### Short task
Return the entries below verbatim. Pictures stay out.

### Exercise data
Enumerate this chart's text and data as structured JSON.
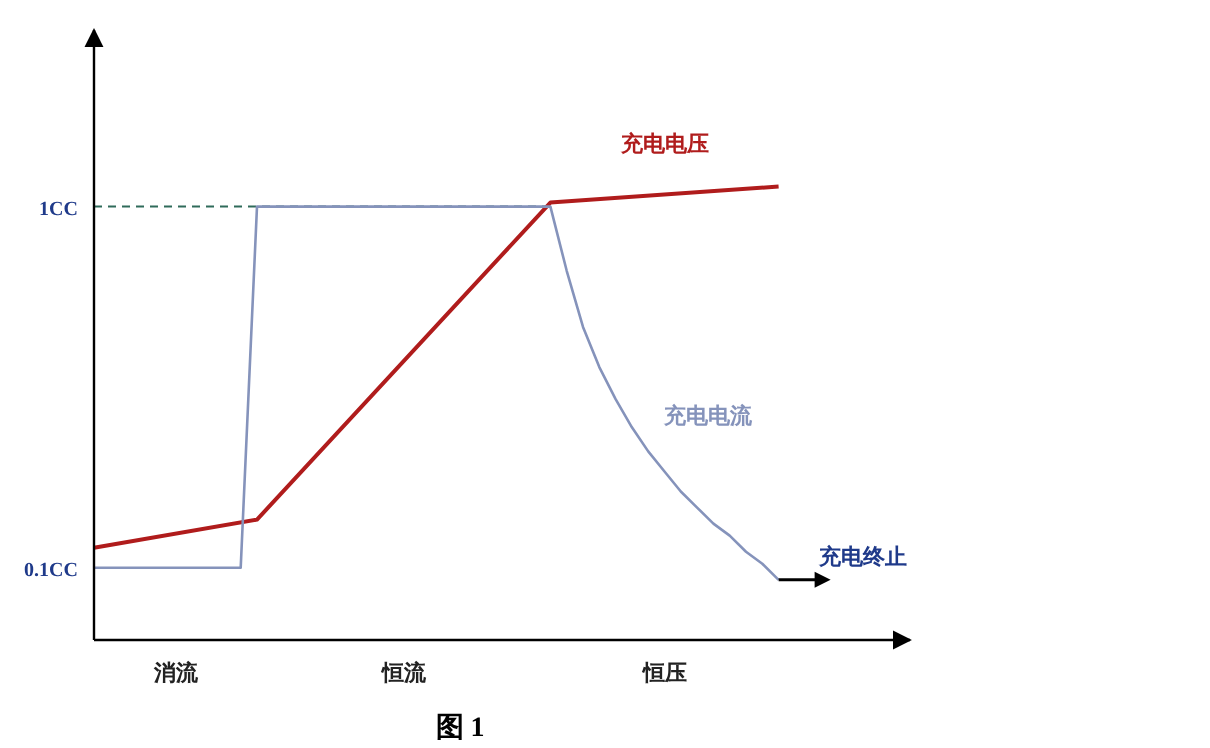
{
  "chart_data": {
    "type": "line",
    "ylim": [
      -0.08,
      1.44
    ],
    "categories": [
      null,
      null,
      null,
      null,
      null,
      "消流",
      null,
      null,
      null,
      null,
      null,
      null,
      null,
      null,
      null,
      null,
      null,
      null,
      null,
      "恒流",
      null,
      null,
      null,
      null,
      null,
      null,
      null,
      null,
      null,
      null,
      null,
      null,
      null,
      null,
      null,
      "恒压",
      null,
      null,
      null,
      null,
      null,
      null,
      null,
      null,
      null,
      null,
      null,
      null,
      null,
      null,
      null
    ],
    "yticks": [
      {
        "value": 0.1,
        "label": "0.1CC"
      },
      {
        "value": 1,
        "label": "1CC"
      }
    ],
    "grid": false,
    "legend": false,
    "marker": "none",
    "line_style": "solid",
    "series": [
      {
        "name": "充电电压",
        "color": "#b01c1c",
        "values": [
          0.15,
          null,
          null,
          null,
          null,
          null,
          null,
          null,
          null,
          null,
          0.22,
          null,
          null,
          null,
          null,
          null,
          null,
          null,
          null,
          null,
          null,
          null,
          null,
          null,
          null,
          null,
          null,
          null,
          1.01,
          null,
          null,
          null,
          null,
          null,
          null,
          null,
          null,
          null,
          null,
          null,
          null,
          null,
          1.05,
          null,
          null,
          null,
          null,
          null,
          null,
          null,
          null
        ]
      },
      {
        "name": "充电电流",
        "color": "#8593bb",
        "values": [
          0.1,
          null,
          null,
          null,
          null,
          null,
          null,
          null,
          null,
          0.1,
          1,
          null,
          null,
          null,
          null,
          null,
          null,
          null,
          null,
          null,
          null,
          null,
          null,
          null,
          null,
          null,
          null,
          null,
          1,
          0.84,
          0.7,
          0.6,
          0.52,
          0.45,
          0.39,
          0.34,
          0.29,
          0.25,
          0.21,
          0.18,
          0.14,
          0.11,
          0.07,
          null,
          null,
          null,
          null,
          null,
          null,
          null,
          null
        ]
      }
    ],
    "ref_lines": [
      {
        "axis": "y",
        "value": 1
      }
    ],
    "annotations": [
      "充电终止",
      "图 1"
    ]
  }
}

### Expected answer
Enumerate this chart's text and data as structured JSON.
{
  "chart_data": {
    "type": "line",
    "ylim": [
      -0.08,
      1.44
    ],
    "categories": [
      null,
      null,
      null,
      null,
      null,
      "消流",
      null,
      null,
      null,
      null,
      null,
      null,
      null,
      null,
      null,
      null,
      null,
      null,
      null,
      "恒流",
      null,
      null,
      null,
      null,
      null,
      null,
      null,
      null,
      null,
      null,
      null,
      null,
      null,
      null,
      null,
      "恒压",
      null,
      null,
      null,
      null,
      null,
      null,
      null,
      null,
      null,
      null,
      null,
      null,
      null,
      null,
      null
    ],
    "yticks": [
      {
        "value": 0.1,
        "label": "0.1CC"
      },
      {
        "value": 1,
        "label": "1CC"
      }
    ],
    "grid": false,
    "legend": false,
    "marker": "none",
    "line_style": "solid",
    "series": [
      {
        "name": "充电电压",
        "color": "#b01c1c",
        "values": [
          0.15,
          null,
          null,
          null,
          null,
          null,
          null,
          null,
          null,
          null,
          0.22,
          null,
          null,
          null,
          null,
          null,
          null,
          null,
          null,
          null,
          null,
          null,
          null,
          null,
          null,
          null,
          null,
          null,
          1.01,
          null,
          null,
          null,
          null,
          null,
          null,
          null,
          null,
          null,
          null,
          null,
          null,
          null,
          1.05,
          null,
          null,
          null,
          null,
          null,
          null,
          null,
          null
        ]
      },
      {
        "name": "充电电流",
        "color": "#8593bb",
        "values": [
          0.1,
          null,
          null,
          null,
          null,
          null,
          null,
          null,
          null,
          0.1,
          1,
          null,
          null,
          null,
          null,
          null,
          null,
          null,
          null,
          null,
          null,
          null,
          null,
          null,
          null,
          null,
          null,
          null,
          1,
          0.84,
          0.7,
          0.6,
          0.52,
          0.45,
          0.39,
          0.34,
          0.29,
          0.25,
          0.21,
          0.18,
          0.14,
          0.11,
          0.07,
          null,
          null,
          null,
          null,
          null,
          null,
          null,
          null
        ]
      }
    ],
    "ref_lines": [
      {
        "axis": "y",
        "value": 1
      }
    ],
    "annotations": [
      "充电终止",
      "图 1"
    ]
  }
}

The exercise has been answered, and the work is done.